*What to work on*:
Copy every record below exactly as written, but leave out the pictures.

Items from a dataset
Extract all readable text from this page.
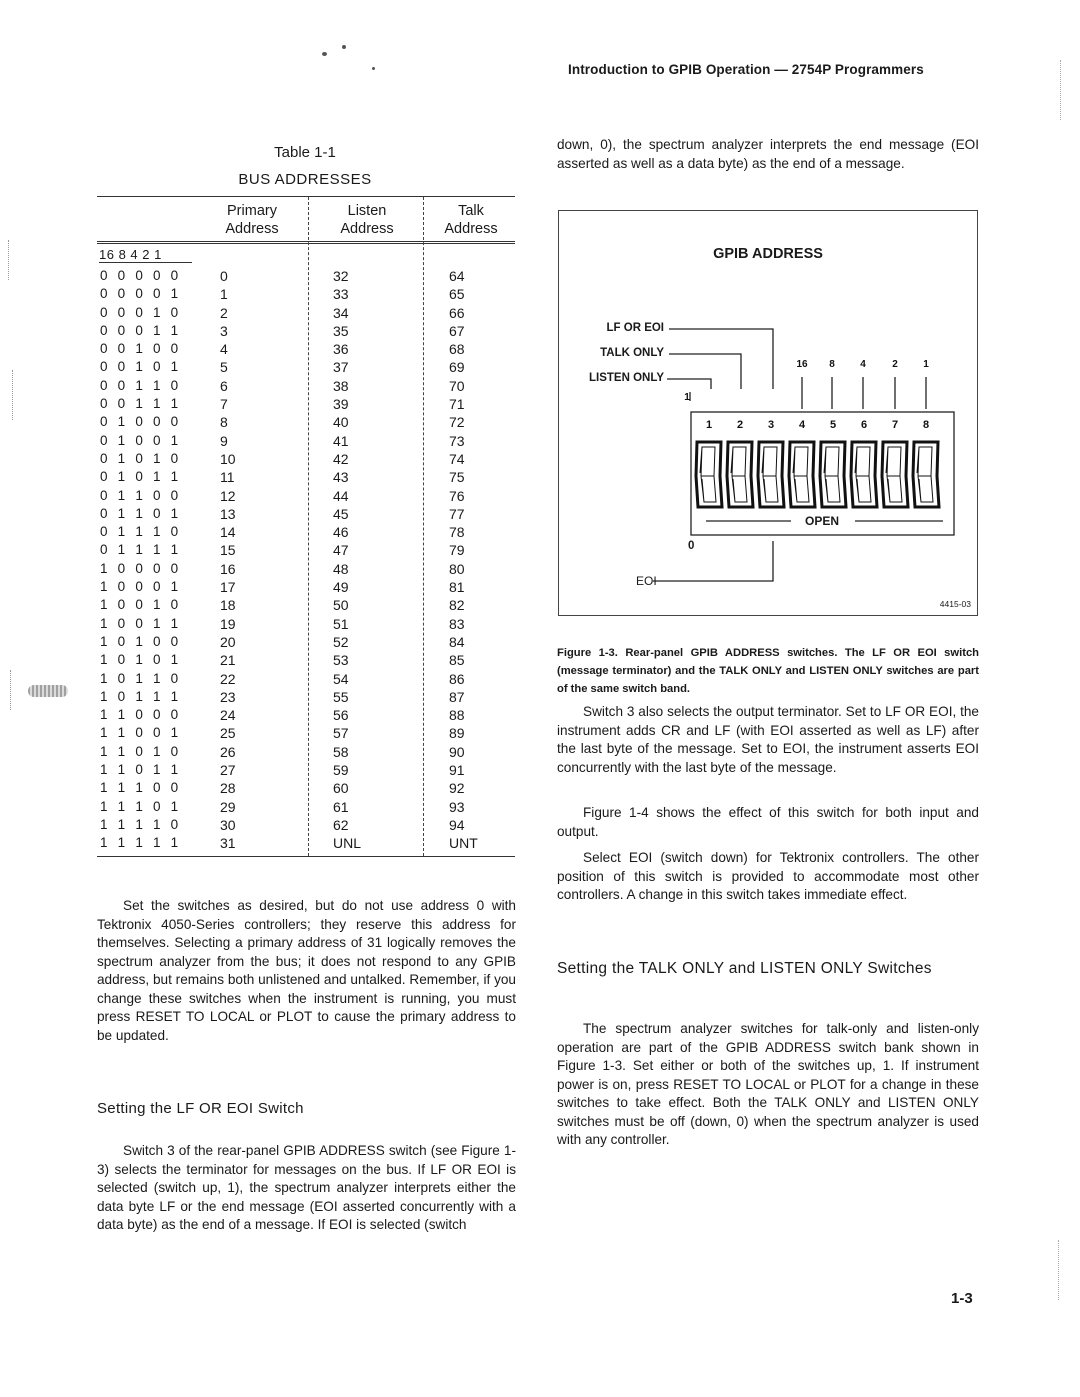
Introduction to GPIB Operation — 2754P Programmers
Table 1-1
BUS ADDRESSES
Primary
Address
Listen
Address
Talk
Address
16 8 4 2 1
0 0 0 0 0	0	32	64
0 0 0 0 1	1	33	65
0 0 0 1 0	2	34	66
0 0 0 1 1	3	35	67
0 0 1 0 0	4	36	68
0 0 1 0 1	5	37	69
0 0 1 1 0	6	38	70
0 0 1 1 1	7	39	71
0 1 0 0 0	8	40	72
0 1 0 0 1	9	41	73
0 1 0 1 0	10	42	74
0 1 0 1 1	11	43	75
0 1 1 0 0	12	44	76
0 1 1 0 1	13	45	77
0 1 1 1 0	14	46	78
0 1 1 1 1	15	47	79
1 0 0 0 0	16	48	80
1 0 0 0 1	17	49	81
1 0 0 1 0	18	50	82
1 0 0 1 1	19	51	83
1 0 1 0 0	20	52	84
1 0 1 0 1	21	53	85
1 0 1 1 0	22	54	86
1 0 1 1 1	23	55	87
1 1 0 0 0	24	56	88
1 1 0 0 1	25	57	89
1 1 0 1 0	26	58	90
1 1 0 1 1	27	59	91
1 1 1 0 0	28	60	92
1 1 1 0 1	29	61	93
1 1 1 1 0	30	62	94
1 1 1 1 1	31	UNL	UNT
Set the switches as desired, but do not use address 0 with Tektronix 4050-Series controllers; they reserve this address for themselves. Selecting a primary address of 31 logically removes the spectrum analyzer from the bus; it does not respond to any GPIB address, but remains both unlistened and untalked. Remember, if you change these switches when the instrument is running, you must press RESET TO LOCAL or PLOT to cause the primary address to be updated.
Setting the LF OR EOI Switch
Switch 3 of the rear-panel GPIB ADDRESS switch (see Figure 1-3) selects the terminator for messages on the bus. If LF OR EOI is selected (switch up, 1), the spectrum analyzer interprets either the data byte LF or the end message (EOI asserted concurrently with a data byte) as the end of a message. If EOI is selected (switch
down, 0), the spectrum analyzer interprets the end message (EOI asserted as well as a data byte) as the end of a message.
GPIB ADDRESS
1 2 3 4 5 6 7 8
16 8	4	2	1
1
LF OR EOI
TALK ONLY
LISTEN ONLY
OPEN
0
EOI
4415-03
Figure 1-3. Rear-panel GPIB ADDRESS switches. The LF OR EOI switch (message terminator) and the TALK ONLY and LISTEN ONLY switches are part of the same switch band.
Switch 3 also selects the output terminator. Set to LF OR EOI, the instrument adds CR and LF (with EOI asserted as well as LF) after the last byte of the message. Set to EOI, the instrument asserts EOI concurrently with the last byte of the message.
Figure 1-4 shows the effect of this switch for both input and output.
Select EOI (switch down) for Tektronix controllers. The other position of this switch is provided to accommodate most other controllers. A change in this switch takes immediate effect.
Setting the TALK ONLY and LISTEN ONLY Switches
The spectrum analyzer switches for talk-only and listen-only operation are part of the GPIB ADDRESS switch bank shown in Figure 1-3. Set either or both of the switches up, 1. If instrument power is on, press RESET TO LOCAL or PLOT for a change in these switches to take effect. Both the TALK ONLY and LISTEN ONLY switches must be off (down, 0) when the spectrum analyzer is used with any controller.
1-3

*Solved exercise*:
Extract all readable text from this page.
Introduction to GPIB Operation — 2754P Programmers
Table 1-1
BUS ADDRESSES
Primary
Address
Listen
Address
Talk
Address
16 8 4 2 1
0 0 0 0 0	0	32	64
0 0 0 0 1	1	33	65
0 0 0 1 0	2	34	66
0 0 0 1 1	3	35	67
0 0 1 0 0	4	36	68
0 0 1 0 1	5	37	69
0 0 1 1 0	6	38	70
0 0 1 1 1	7	39	71
0 1 0 0 0	8	40	72
0 1 0 0 1	9	41	73
0 1 0 1 0	10	42	74
0 1 0 1 1	11	43	75
0 1 1 0 0	12	44	76
0 1 1 0 1	13	45	77
0 1 1 1 0	14	46	78
0 1 1 1 1	15	47	79
1 0 0 0 0	16	48	80
1 0 0 0 1	17	49	81
1 0 0 1 0	18	50	82
1 0 0 1 1	19	51	83
1 0 1 0 0	20	52	84
1 0 1 0 1	21	53	85
1 0 1 1 0	22	54	86
1 0 1 1 1	23	55	87
1 1 0 0 0	24	56	88
1 1 0 0 1	25	57	89
1 1 0 1 0	26	58	90
1 1 0 1 1	27	59	91
1 1 1 0 0	28	60	92
1 1 1 0 1	29	61	93
1 1 1 1 0	30	62	94
1 1 1 1 1	31	UNL	UNT
Set the switches as desired, but do not use address 0 with Tektronix 4050-Series controllers; they reserve this address for themselves. Selecting a primary address of 31 logically removes the spectrum analyzer from the bus; it does not respond to any GPIB address, but remains both unlistened and untalked. Remember, if you change these switches when the instrument is running, you must press RESET TO LOCAL or PLOT to cause the primary address to be updated.
Setting the LF OR EOI Switch
Switch 3 of the rear-panel GPIB ADDRESS switch (see Figure 1-3) selects the terminator for messages on the bus. If LF OR EOI is selected (switch up, 1), the spectrum analyzer interprets either the data byte LF or the end message (EOI asserted concurrently with a data byte) as the end of a message. If EOI is selected (switch
down, 0), the spectrum analyzer interprets the end message (EOI asserted as well as a data byte) as the end of a message.
GPIB ADDRESS
1 2 3 4 5 6 7 8
16 8	4	2	1
1
LF OR EOI
TALK ONLY
LISTEN ONLY
OPEN
0
EOI
4415-03
Figure 1-3. Rear-panel GPIB ADDRESS switches. The LF OR EOI switch (message terminator) and the TALK ONLY and LISTEN ONLY switches are part of the same switch band.
Switch 3 also selects the output terminator. Set to LF OR EOI, the instrument adds CR and LF (with EOI asserted as well as LF) after the last byte of the message. Set to EOI, the instrument asserts EOI concurrently with the last byte of the message.
Figure 1-4 shows the effect of this switch for both input and output.
Select EOI (switch down) for Tektronix controllers. The other position of this switch is provided to accommodate most other controllers. A change in this switch takes immediate effect.
Setting the TALK ONLY and LISTEN ONLY Switches
The spectrum analyzer switches for talk-only and listen-only operation are part of the GPIB ADDRESS switch bank shown in Figure 1-3. Set either or both of the switches up, 1. If instrument power is on, press RESET TO LOCAL or PLOT for a change in these switches to take effect. Both the TALK ONLY and LISTEN ONLY switches must be off (down, 0) when the spectrum analyzer is used with any controller.
1-3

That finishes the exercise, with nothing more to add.